Work required:
Type out the data exactly as given. Skip any image.

-- begin Data excerpts --

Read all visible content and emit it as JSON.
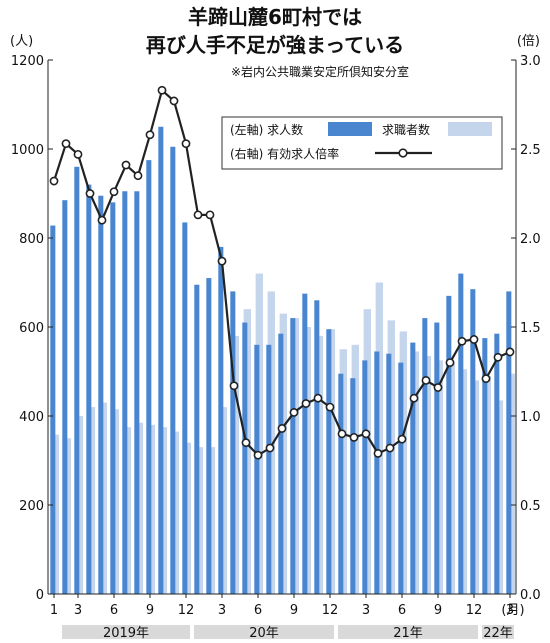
{
  "chart_data": {
    "type": "bar+line",
    "title_line1": "羊蹄山麓6町村では",
    "title_line2": "再び人手不足が強まっている",
    "source": "※岩内公共職業安定所倶知安分室",
    "left_unit": "(人)",
    "right_unit": "(倍)",
    "month_unit": "(月)",
    "y_left_ticks": [
      "0",
      "200",
      "400",
      "600",
      "800",
      "1000",
      "1200"
    ],
    "y_right_ticks": [
      "0.0",
      "0.5",
      "1.0",
      "1.5",
      "2.0",
      "2.5",
      "3.0"
    ],
    "ylim_left": [
      0,
      1200
    ],
    "ylim_right": [
      0,
      3.0
    ],
    "x_tick_labels": [
      "1",
      "3",
      "6",
      "9",
      "12",
      "3",
      "6",
      "9",
      "12",
      "3",
      "6",
      "9",
      "12",
      "3"
    ],
    "x_tick_index": [
      0,
      2,
      5,
      8,
      11,
      14,
      17,
      20,
      23,
      26,
      29,
      32,
      35,
      38
    ],
    "years": [
      {
        "label": "2019年",
        "start": 0,
        "end": 11
      },
      {
        "label": "20年",
        "start": 12,
        "end": 23
      },
      {
        "label": "21年",
        "start": 24,
        "end": 35
      },
      {
        "label": "22年",
        "start": 36,
        "end": 38
      }
    ],
    "legend": {
      "job_offers": "(左軸) 求人数",
      "job_seekers": "求職者数",
      "ratio": "(右軸) 有効求人倍率"
    },
    "colors": {
      "job_offers": "#4a86cf",
      "job_seekers": "#c5d5eb",
      "line": "#222222",
      "year_band": "#d9d9d9"
    },
    "series": [
      {
        "name": "求人数",
        "values": [
          828,
          885,
          960,
          920,
          895,
          880,
          905,
          905,
          975,
          1050,
          1005,
          835,
          695,
          710,
          780,
          680,
          610,
          560,
          560,
          585,
          620,
          675,
          660,
          595,
          495,
          485,
          525,
          545,
          540,
          520,
          565,
          620,
          610,
          670,
          720,
          685,
          575,
          585,
          680
        ]
      },
      {
        "name": "求職者数",
        "values": [
          358,
          350,
          400,
          420,
          430,
          415,
          375,
          385,
          380,
          375,
          365,
          340,
          330,
          330,
          420,
          580,
          640,
          720,
          680,
          630,
          620,
          600,
          580,
          595,
          550,
          560,
          640,
          700,
          615,
          590,
          545,
          535,
          525,
          520,
          505,
          480,
          490,
          435,
          495
        ]
      },
      {
        "name": "有効求人倍率",
        "values": [
          2.32,
          2.53,
          2.47,
          2.25,
          2.1,
          2.26,
          2.41,
          2.35,
          2.58,
          2.83,
          2.77,
          2.53,
          2.13,
          2.13,
          1.87,
          1.17,
          0.85,
          0.78,
          0.82,
          0.93,
          1.02,
          1.07,
          1.1,
          1.05,
          0.9,
          0.88,
          0.9,
          0.79,
          0.82,
          0.87,
          1.1,
          1.2,
          1.16,
          1.3,
          1.42,
          1.43,
          1.21,
          1.33,
          1.36
        ]
      }
    ]
  }
}
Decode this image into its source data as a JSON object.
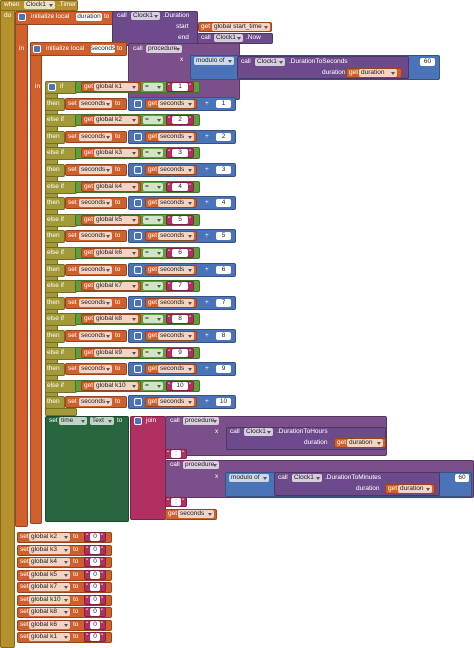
{
  "event": {
    "when": "when",
    "component": "Clock1",
    "name": ".Timer",
    "do": "do"
  },
  "labels": {
    "initialize_local": "initialize local",
    "to": "to",
    "in": "in",
    "call": "call",
    "get": "get",
    "set": "set",
    "then": "then",
    "else_if": "else if",
    "if": "if",
    "eq": "=",
    "plus": "+",
    "quote": "\"",
    "join": "join"
  },
  "init_duration": {
    "name": "duration",
    "component": "Clock1",
    "method": ".Duration",
    "start_label": "start",
    "start_var": "global start_time",
    "end_label": "end",
    "end_component": "Clock1",
    "end_method": ".Now"
  },
  "init_seconds": {
    "name": "seconds",
    "procedure": "procedure",
    "arg": "x",
    "modulo": "modulo of",
    "component": "Clock1",
    "method": ".DurationToSeconds",
    "param": "duration",
    "param_var": "duration",
    "divisor": "60"
  },
  "conditions": [
    {
      "var": "global k1",
      "value": "1",
      "increment": "1"
    },
    {
      "var": "global k2",
      "value": "2",
      "increment": "2"
    },
    {
      "var": "global k3",
      "value": "3",
      "increment": "3"
    },
    {
      "var": "global k4",
      "value": "4",
      "increment": "4"
    },
    {
      "var": "global k5",
      "value": "5",
      "increment": "5"
    },
    {
      "var": "global k6",
      "value": "6",
      "increment": "6"
    },
    {
      "var": "global k7",
      "value": "7",
      "increment": "7"
    },
    {
      "var": "global k8",
      "value": "8",
      "increment": "8"
    },
    {
      "var": "global k9",
      "value": "9",
      "increment": "9"
    },
    {
      "var": "global k10",
      "value": "10",
      "increment": "10"
    }
  ],
  "set_text": {
    "component": "time",
    "property": "Text",
    "join": "join",
    "hours": {
      "procedure": "procedure",
      "arg": "x",
      "component": "Clock1",
      "method": ".DurationToHours",
      "param": "duration",
      "var": "duration"
    },
    "sep1": ":",
    "minutes": {
      "procedure": "procedure",
      "arg": "x",
      "modulo": "modulo of",
      "component": "Clock1",
      "method": ".DurationToMinutes",
      "param": "duration",
      "var": "duration",
      "divisor": "60"
    },
    "sep2": ":",
    "seconds_var": "seconds"
  },
  "resets": [
    {
      "var": "global k2",
      "value": "0"
    },
    {
      "var": "global k3",
      "value": "0"
    },
    {
      "var": "global k4",
      "value": "0"
    },
    {
      "var": "global k5",
      "value": "0"
    },
    {
      "var": "global k7",
      "value": "0"
    },
    {
      "var": "global k10",
      "value": "0"
    },
    {
      "var": "global k8",
      "value": "0"
    },
    {
      "var": "global k6",
      "value": "0"
    },
    {
      "var": "global k1",
      "value": "0"
    }
  ]
}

-- end Data excerpts --

Answer to this problem:
Read all visible content and emit it as JSON.
{
  "chart_data": {
    "type": "bar+line",
    "title_line1": "羊蹄山麓6町村では",
    "title_line2": "再び人手不足が強まっている",
    "source": "※岩内公共職業安定所倶知安分室",
    "left_unit": "(人)",
    "right_unit": "(倍)",
    "month_unit": "(月)",
    "y_left_ticks": [
      "0",
      "200",
      "400",
      "600",
      "800",
      "1000",
      "1200"
    ],
    "y_right_ticks": [
      "0.0",
      "0.5",
      "1.0",
      "1.5",
      "2.0",
      "2.5",
      "3.0"
    ],
    "ylim_left": [
      0,
      1200
    ],
    "ylim_right": [
      0,
      3.0
    ],
    "x_tick_labels": [
      "1",
      "3",
      "6",
      "9",
      "12",
      "3",
      "6",
      "9",
      "12",
      "3",
      "6",
      "9",
      "12",
      "3"
    ],
    "x_tick_index": [
      0,
      2,
      5,
      8,
      11,
      14,
      17,
      20,
      23,
      26,
      29,
      32,
      35,
      38
    ],
    "years": [
      {
        "label": "2019年",
        "start": 0,
        "end": 11
      },
      {
        "label": "20年",
        "start": 12,
        "end": 23
      },
      {
        "label": "21年",
        "start": 24,
        "end": 35
      },
      {
        "label": "22年",
        "start": 36,
        "end": 38
      }
    ],
    "legend": {
      "job_offers": "(左軸) 求人数",
      "job_seekers": "求職者数",
      "ratio": "(右軸) 有効求人倍率"
    },
    "colors": {
      "job_offers": "#4a86cf",
      "job_seekers": "#c5d5eb",
      "line": "#222222",
      "year_band": "#d9d9d9"
    },
    "series": [
      {
        "name": "求人数",
        "values": [
          828,
          885,
          960,
          920,
          895,
          880,
          905,
          905,
          975,
          1050,
          1005,
          835,
          695,
          710,
          780,
          680,
          610,
          560,
          560,
          585,
          620,
          675,
          660,
          595,
          495,
          485,
          525,
          545,
          540,
          520,
          565,
          620,
          610,
          670,
          720,
          685,
          575,
          585,
          680
        ]
      },
      {
        "name": "求職者数",
        "values": [
          358,
          350,
          400,
          420,
          430,
          415,
          375,
          385,
          380,
          375,
          365,
          340,
          330,
          330,
          420,
          580,
          640,
          720,
          680,
          630,
          620,
          600,
          580,
          595,
          550,
          560,
          640,
          700,
          615,
          590,
          545,
          535,
          525,
          520,
          505,
          480,
          490,
          435,
          495
        ]
      },
      {
        "name": "有効求人倍率",
        "values": [
          2.32,
          2.53,
          2.47,
          2.25,
          2.1,
          2.26,
          2.41,
          2.35,
          2.58,
          2.83,
          2.77,
          2.53,
          2.13,
          2.13,
          1.87,
          1.17,
          0.85,
          0.78,
          0.82,
          0.93,
          1.02,
          1.07,
          1.1,
          1.05,
          0.9,
          0.88,
          0.9,
          0.79,
          0.82,
          0.87,
          1.1,
          1.2,
          1.16,
          1.3,
          1.42,
          1.43,
          1.21,
          1.33,
          1.36
        ]
      }
    ]
  }
}
Decode this image into its source data as a JSON object.
{
  "event": {
    "when": "when",
    "component": "Clock1",
    "name": ".Timer",
    "do": "do"
  },
  "labels": {
    "initialize_local": "initialize local",
    "to": "to",
    "in": "in",
    "call": "call",
    "get": "get",
    "set": "set",
    "then": "then",
    "else_if": "else if",
    "if": "if",
    "eq": "=",
    "plus": "+",
    "quote": "\"",
    "join": "join"
  },
  "init_duration": {
    "name": "duration",
    "component": "Clock1",
    "method": ".Duration",
    "start_label": "start",
    "start_var": "global start_time",
    "end_label": "end",
    "end_component": "Clock1",
    "end_method": ".Now"
  },
  "init_seconds": {
    "name": "seconds",
    "procedure": "procedure",
    "arg": "x",
    "modulo": "modulo of",
    "component": "Clock1",
    "method": ".DurationToSeconds",
    "param": "duration",
    "param_var": "duration",
    "divisor": "60"
  },
  "conditions": [
    {
      "var": "global k1",
      "value": "1",
      "increment": "1"
    },
    {
      "var": "global k2",
      "value": "2",
      "increment": "2"
    },
    {
      "var": "global k3",
      "value": "3",
      "increment": "3"
    },
    {
      "var": "global k4",
      "value": "4",
      "increment": "4"
    },
    {
      "var": "global k5",
      "value": "5",
      "increment": "5"
    },
    {
      "var": "global k6",
      "value": "6",
      "increment": "6"
    },
    {
      "var": "global k7",
      "value": "7",
      "increment": "7"
    },
    {
      "var": "global k8",
      "value": "8",
      "increment": "8"
    },
    {
      "var": "global k9",
      "value": "9",
      "increment": "9"
    },
    {
      "var": "global k10",
      "value": "10",
      "increment": "10"
    }
  ],
  "set_text": {
    "component": "time",
    "property": "Text",
    "join": "join",
    "hours": {
      "procedure": "procedure",
      "arg": "x",
      "component": "Clock1",
      "method": ".DurationToHours",
      "param": "duration",
      "var": "duration"
    },
    "sep1": ":",
    "minutes": {
      "procedure": "procedure",
      "arg": "x",
      "modulo": "modulo of",
      "component": "Clock1",
      "method": ".DurationToMinutes",
      "param": "duration",
      "var": "duration",
      "divisor": "60"
    },
    "sep2": ":",
    "seconds_var": "seconds"
  },
  "resets": [
    {
      "var": "global k2",
      "value": "0"
    },
    {
      "var": "global k3",
      "value": "0"
    },
    {
      "var": "global k4",
      "value": "0"
    },
    {
      "var": "global k5",
      "value": "0"
    },
    {
      "var": "global k7",
      "value": "0"
    },
    {
      "var": "global k10",
      "value": "0"
    },
    {
      "var": "global k8",
      "value": "0"
    },
    {
      "var": "global k6",
      "value": "0"
    },
    {
      "var": "global k1",
      "value": "0"
    }
  ]
}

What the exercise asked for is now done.